-- Given data --
○ ○ ○ ○ ○
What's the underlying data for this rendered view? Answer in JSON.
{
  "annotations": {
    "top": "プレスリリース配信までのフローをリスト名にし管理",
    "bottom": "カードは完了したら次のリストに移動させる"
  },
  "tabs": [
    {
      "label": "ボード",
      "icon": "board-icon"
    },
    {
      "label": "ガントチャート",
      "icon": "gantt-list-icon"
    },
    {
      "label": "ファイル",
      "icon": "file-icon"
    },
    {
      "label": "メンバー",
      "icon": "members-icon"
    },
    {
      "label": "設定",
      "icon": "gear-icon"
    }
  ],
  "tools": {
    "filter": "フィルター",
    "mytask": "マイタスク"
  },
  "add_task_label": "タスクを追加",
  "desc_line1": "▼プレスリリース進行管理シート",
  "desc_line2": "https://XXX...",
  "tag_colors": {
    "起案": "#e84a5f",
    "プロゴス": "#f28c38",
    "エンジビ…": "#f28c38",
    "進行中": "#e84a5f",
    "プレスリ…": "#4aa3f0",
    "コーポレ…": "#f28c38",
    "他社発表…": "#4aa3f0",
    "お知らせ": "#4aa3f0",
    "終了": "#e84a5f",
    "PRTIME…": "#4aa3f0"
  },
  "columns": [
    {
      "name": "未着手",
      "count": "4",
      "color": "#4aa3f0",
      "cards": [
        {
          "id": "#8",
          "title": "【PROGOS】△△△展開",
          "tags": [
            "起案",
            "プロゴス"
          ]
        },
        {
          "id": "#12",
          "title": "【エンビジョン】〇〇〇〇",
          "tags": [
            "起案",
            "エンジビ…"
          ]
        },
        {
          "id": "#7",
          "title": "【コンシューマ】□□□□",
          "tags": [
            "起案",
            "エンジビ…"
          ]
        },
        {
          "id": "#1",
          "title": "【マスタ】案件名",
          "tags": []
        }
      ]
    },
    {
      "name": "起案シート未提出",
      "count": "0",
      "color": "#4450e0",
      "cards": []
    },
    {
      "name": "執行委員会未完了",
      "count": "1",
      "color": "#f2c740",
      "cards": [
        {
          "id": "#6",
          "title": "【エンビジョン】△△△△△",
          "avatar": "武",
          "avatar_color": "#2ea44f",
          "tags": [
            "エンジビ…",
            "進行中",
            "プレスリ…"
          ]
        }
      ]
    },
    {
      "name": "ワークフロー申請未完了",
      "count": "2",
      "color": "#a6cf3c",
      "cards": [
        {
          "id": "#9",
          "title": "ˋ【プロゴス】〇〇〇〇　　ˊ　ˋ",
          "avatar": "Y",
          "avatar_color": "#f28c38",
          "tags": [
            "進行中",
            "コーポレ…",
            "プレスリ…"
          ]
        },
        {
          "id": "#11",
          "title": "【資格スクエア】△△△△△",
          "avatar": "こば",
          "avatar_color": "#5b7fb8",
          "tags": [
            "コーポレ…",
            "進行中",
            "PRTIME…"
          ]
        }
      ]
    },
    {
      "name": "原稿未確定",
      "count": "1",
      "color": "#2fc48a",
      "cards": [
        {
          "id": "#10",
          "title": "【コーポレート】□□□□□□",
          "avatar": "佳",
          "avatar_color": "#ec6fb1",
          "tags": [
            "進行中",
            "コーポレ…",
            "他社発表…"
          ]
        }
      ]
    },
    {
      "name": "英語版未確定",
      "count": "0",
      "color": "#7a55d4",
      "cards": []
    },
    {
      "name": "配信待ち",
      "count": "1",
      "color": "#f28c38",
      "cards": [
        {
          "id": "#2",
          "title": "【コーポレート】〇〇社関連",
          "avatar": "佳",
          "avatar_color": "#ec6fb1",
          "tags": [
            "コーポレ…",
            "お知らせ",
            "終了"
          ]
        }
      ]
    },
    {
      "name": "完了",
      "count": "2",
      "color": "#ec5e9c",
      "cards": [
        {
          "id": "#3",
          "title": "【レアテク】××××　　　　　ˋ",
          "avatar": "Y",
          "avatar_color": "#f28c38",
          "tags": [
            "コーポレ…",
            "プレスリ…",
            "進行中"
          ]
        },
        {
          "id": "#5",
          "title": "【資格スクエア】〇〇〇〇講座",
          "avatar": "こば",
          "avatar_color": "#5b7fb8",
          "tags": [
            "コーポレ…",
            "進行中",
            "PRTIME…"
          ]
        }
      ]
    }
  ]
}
○ ○ ○ ○ ○
-- Short task --
Show every line in the records above that contains the word "icon".

-- Answer to the exercise --
      "icon": "board-icon"
      "icon": "gantt-list-icon"
      "icon": "file-icon"
      "icon": "members-icon"
      "icon": "gear-icon"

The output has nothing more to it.